▸ **Do this**: Produce an exact transcription of the listing below, omitting the pictures.

▸ **Data**:

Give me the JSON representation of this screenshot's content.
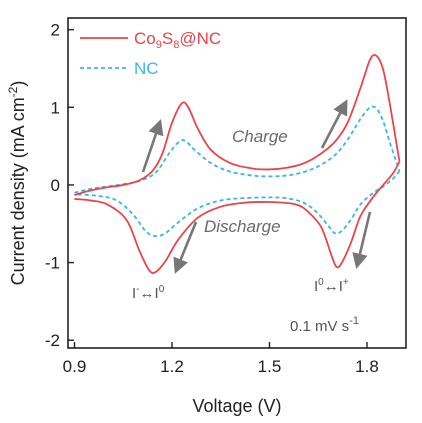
{
  "chart_data": {
    "type": "line",
    "xlabel": "Voltage (V)",
    "ylabel": "Current density (mA cm",
    "ylabel_sup": "-2",
    "ylabel_close": ")",
    "xlim": [
      0.88,
      1.92
    ],
    "ylim": [
      -2.1,
      2.15
    ],
    "x_ticks": [
      0.9,
      1.2,
      1.5,
      1.8
    ],
    "x_tick_labels": [
      "0.9",
      "1.2",
      "1.5",
      "1.8"
    ],
    "y_ticks": [
      2,
      1,
      0,
      -1,
      -2
    ],
    "y_tick_labels": [
      "2",
      "1",
      "0",
      "-1",
      "-2"
    ],
    "legend_position": "top-left",
    "series": [
      {
        "name": "Co9S8@NC",
        "name_parts": [
          [
            "Co",
            ""
          ],
          [
            "9",
            "sub"
          ],
          [
            "S",
            ""
          ],
          [
            "8",
            "sub"
          ],
          [
            "@NC",
            ""
          ]
        ],
        "color": "#e8454a",
        "dash": "solid",
        "charge": [
          [
            0.9,
            -0.13
          ],
          [
            0.95,
            -0.07
          ],
          [
            1.0,
            -0.03
          ],
          [
            1.05,
            0.0
          ],
          [
            1.1,
            0.06
          ],
          [
            1.14,
            0.18
          ],
          [
            1.17,
            0.4
          ],
          [
            1.2,
            0.8
          ],
          [
            1.23,
            1.05
          ],
          [
            1.25,
            1.0
          ],
          [
            1.28,
            0.72
          ],
          [
            1.32,
            0.45
          ],
          [
            1.38,
            0.28
          ],
          [
            1.45,
            0.21
          ],
          [
            1.5,
            0.2
          ],
          [
            1.55,
            0.22
          ],
          [
            1.6,
            0.27
          ],
          [
            1.65,
            0.38
          ],
          [
            1.7,
            0.55
          ],
          [
            1.74,
            0.8
          ],
          [
            1.78,
            1.25
          ],
          [
            1.81,
            1.62
          ],
          [
            1.83,
            1.66
          ],
          [
            1.85,
            1.48
          ],
          [
            1.87,
            1.05
          ],
          [
            1.89,
            0.55
          ],
          [
            1.9,
            0.3
          ]
        ],
        "discharge": [
          [
            1.9,
            0.3
          ],
          [
            1.88,
            0.15
          ],
          [
            1.85,
            0.0
          ],
          [
            1.82,
            -0.15
          ],
          [
            1.78,
            -0.4
          ],
          [
            1.75,
            -0.75
          ],
          [
            1.72,
            -1.02
          ],
          [
            1.705,
            -1.05
          ],
          [
            1.69,
            -0.9
          ],
          [
            1.66,
            -0.55
          ],
          [
            1.62,
            -0.35
          ],
          [
            1.58,
            -0.25
          ],
          [
            1.5,
            -0.22
          ],
          [
            1.42,
            -0.23
          ],
          [
            1.35,
            -0.28
          ],
          [
            1.28,
            -0.42
          ],
          [
            1.22,
            -0.7
          ],
          [
            1.18,
            -0.98
          ],
          [
            1.15,
            -1.12
          ],
          [
            1.13,
            -1.1
          ],
          [
            1.1,
            -0.85
          ],
          [
            1.06,
            -0.45
          ],
          [
            1.0,
            -0.25
          ],
          [
            0.95,
            -0.2
          ],
          [
            0.9,
            -0.18
          ]
        ]
      },
      {
        "name": "NC",
        "name_parts": [
          [
            "NC",
            ""
          ]
        ],
        "color": "#3ab5e6",
        "dash": "4,3",
        "charge": [
          [
            0.9,
            -0.1
          ],
          [
            0.95,
            -0.05
          ],
          [
            1.0,
            -0.02
          ],
          [
            1.05,
            0.01
          ],
          [
            1.1,
            0.05
          ],
          [
            1.15,
            0.16
          ],
          [
            1.19,
            0.4
          ],
          [
            1.22,
            0.55
          ],
          [
            1.24,
            0.57
          ],
          [
            1.27,
            0.45
          ],
          [
            1.32,
            0.28
          ],
          [
            1.38,
            0.17
          ],
          [
            1.45,
            0.12
          ],
          [
            1.5,
            0.11
          ],
          [
            1.55,
            0.12
          ],
          [
            1.6,
            0.16
          ],
          [
            1.65,
            0.24
          ],
          [
            1.7,
            0.38
          ],
          [
            1.74,
            0.58
          ],
          [
            1.78,
            0.85
          ],
          [
            1.81,
            1.0
          ],
          [
            1.83,
            0.98
          ],
          [
            1.85,
            0.82
          ],
          [
            1.87,
            0.55
          ],
          [
            1.89,
            0.3
          ],
          [
            1.9,
            0.18
          ]
        ],
        "discharge": [
          [
            1.9,
            0.18
          ],
          [
            1.88,
            0.08
          ],
          [
            1.85,
            -0.02
          ],
          [
            1.82,
            -0.1
          ],
          [
            1.78,
            -0.25
          ],
          [
            1.75,
            -0.45
          ],
          [
            1.72,
            -0.6
          ],
          [
            1.7,
            -0.62
          ],
          [
            1.68,
            -0.52
          ],
          [
            1.64,
            -0.33
          ],
          [
            1.6,
            -0.22
          ],
          [
            1.55,
            -0.17
          ],
          [
            1.5,
            -0.16
          ],
          [
            1.42,
            -0.17
          ],
          [
            1.35,
            -0.2
          ],
          [
            1.28,
            -0.3
          ],
          [
            1.22,
            -0.48
          ],
          [
            1.18,
            -0.62
          ],
          [
            1.15,
            -0.66
          ],
          [
            1.12,
            -0.6
          ],
          [
            1.08,
            -0.38
          ],
          [
            1.03,
            -0.2
          ],
          [
            0.97,
            -0.14
          ],
          [
            0.9,
            -0.12
          ]
        ]
      }
    ],
    "annotations": {
      "charge": "Charge",
      "discharge": "Discharge",
      "redox_left": "I",
      "redox_left_sup1": "-",
      "redox_left_arrow": "↔",
      "redox_left_tail": "I",
      "redox_left_sup2": "0",
      "redox_right": "I",
      "redox_right_sup1": "0",
      "redox_right_arrow": "↔",
      "redox_right_tail": "I",
      "redox_right_sup2": "+",
      "scan_rate": "0.1 mV s",
      "scan_rate_sup": "-1"
    },
    "arrow_color": "#777777"
  }
}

▸ **Reply**:
Give me the JSON representation of this screenshot's content.
{
  "chart_data": {
    "type": "line",
    "xlabel": "Voltage (V)",
    "ylabel": "Current density (mA cm",
    "ylabel_sup": "-2",
    "ylabel_close": ")",
    "xlim": [
      0.88,
      1.92
    ],
    "ylim": [
      -2.1,
      2.15
    ],
    "x_ticks": [
      0.9,
      1.2,
      1.5,
      1.8
    ],
    "x_tick_labels": [
      "0.9",
      "1.2",
      "1.5",
      "1.8"
    ],
    "y_ticks": [
      2,
      1,
      0,
      -1,
      -2
    ],
    "y_tick_labels": [
      "2",
      "1",
      "0",
      "-1",
      "-2"
    ],
    "legend_position": "top-left",
    "series": [
      {
        "name": "Co9S8@NC",
        "name_parts": [
          [
            "Co",
            ""
          ],
          [
            "9",
            "sub"
          ],
          [
            "S",
            ""
          ],
          [
            "8",
            "sub"
          ],
          [
            "@NC",
            ""
          ]
        ],
        "color": "#e8454a",
        "dash": "solid",
        "charge": [
          [
            0.9,
            -0.13
          ],
          [
            0.95,
            -0.07
          ],
          [
            1.0,
            -0.03
          ],
          [
            1.05,
            0.0
          ],
          [
            1.1,
            0.06
          ],
          [
            1.14,
            0.18
          ],
          [
            1.17,
            0.4
          ],
          [
            1.2,
            0.8
          ],
          [
            1.23,
            1.05
          ],
          [
            1.25,
            1.0
          ],
          [
            1.28,
            0.72
          ],
          [
            1.32,
            0.45
          ],
          [
            1.38,
            0.28
          ],
          [
            1.45,
            0.21
          ],
          [
            1.5,
            0.2
          ],
          [
            1.55,
            0.22
          ],
          [
            1.6,
            0.27
          ],
          [
            1.65,
            0.38
          ],
          [
            1.7,
            0.55
          ],
          [
            1.74,
            0.8
          ],
          [
            1.78,
            1.25
          ],
          [
            1.81,
            1.62
          ],
          [
            1.83,
            1.66
          ],
          [
            1.85,
            1.48
          ],
          [
            1.87,
            1.05
          ],
          [
            1.89,
            0.55
          ],
          [
            1.9,
            0.3
          ]
        ],
        "discharge": [
          [
            1.9,
            0.3
          ],
          [
            1.88,
            0.15
          ],
          [
            1.85,
            0.0
          ],
          [
            1.82,
            -0.15
          ],
          [
            1.78,
            -0.4
          ],
          [
            1.75,
            -0.75
          ],
          [
            1.72,
            -1.02
          ],
          [
            1.705,
            -1.05
          ],
          [
            1.69,
            -0.9
          ],
          [
            1.66,
            -0.55
          ],
          [
            1.62,
            -0.35
          ],
          [
            1.58,
            -0.25
          ],
          [
            1.5,
            -0.22
          ],
          [
            1.42,
            -0.23
          ],
          [
            1.35,
            -0.28
          ],
          [
            1.28,
            -0.42
          ],
          [
            1.22,
            -0.7
          ],
          [
            1.18,
            -0.98
          ],
          [
            1.15,
            -1.12
          ],
          [
            1.13,
            -1.1
          ],
          [
            1.1,
            -0.85
          ],
          [
            1.06,
            -0.45
          ],
          [
            1.0,
            -0.25
          ],
          [
            0.95,
            -0.2
          ],
          [
            0.9,
            -0.18
          ]
        ]
      },
      {
        "name": "NC",
        "name_parts": [
          [
            "NC",
            ""
          ]
        ],
        "color": "#3ab5e6",
        "dash": "4,3",
        "charge": [
          [
            0.9,
            -0.1
          ],
          [
            0.95,
            -0.05
          ],
          [
            1.0,
            -0.02
          ],
          [
            1.05,
            0.01
          ],
          [
            1.1,
            0.05
          ],
          [
            1.15,
            0.16
          ],
          [
            1.19,
            0.4
          ],
          [
            1.22,
            0.55
          ],
          [
            1.24,
            0.57
          ],
          [
            1.27,
            0.45
          ],
          [
            1.32,
            0.28
          ],
          [
            1.38,
            0.17
          ],
          [
            1.45,
            0.12
          ],
          [
            1.5,
            0.11
          ],
          [
            1.55,
            0.12
          ],
          [
            1.6,
            0.16
          ],
          [
            1.65,
            0.24
          ],
          [
            1.7,
            0.38
          ],
          [
            1.74,
            0.58
          ],
          [
            1.78,
            0.85
          ],
          [
            1.81,
            1.0
          ],
          [
            1.83,
            0.98
          ],
          [
            1.85,
            0.82
          ],
          [
            1.87,
            0.55
          ],
          [
            1.89,
            0.3
          ],
          [
            1.9,
            0.18
          ]
        ],
        "discharge": [
          [
            1.9,
            0.18
          ],
          [
            1.88,
            0.08
          ],
          [
            1.85,
            -0.02
          ],
          [
            1.82,
            -0.1
          ],
          [
            1.78,
            -0.25
          ],
          [
            1.75,
            -0.45
          ],
          [
            1.72,
            -0.6
          ],
          [
            1.7,
            -0.62
          ],
          [
            1.68,
            -0.52
          ],
          [
            1.64,
            -0.33
          ],
          [
            1.6,
            -0.22
          ],
          [
            1.55,
            -0.17
          ],
          [
            1.5,
            -0.16
          ],
          [
            1.42,
            -0.17
          ],
          [
            1.35,
            -0.2
          ],
          [
            1.28,
            -0.3
          ],
          [
            1.22,
            -0.48
          ],
          [
            1.18,
            -0.62
          ],
          [
            1.15,
            -0.66
          ],
          [
            1.12,
            -0.6
          ],
          [
            1.08,
            -0.38
          ],
          [
            1.03,
            -0.2
          ],
          [
            0.97,
            -0.14
          ],
          [
            0.9,
            -0.12
          ]
        ]
      }
    ],
    "annotations": {
      "charge": "Charge",
      "discharge": "Discharge",
      "redox_left": "I",
      "redox_left_sup1": "-",
      "redox_left_arrow": "↔",
      "redox_left_tail": "I",
      "redox_left_sup2": "0",
      "redox_right": "I",
      "redox_right_sup1": "0",
      "redox_right_arrow": "↔",
      "redox_right_tail": "I",
      "redox_right_sup2": "+",
      "scan_rate": "0.1 mV s",
      "scan_rate_sup": "-1"
    },
    "arrow_color": "#777777"
  }
}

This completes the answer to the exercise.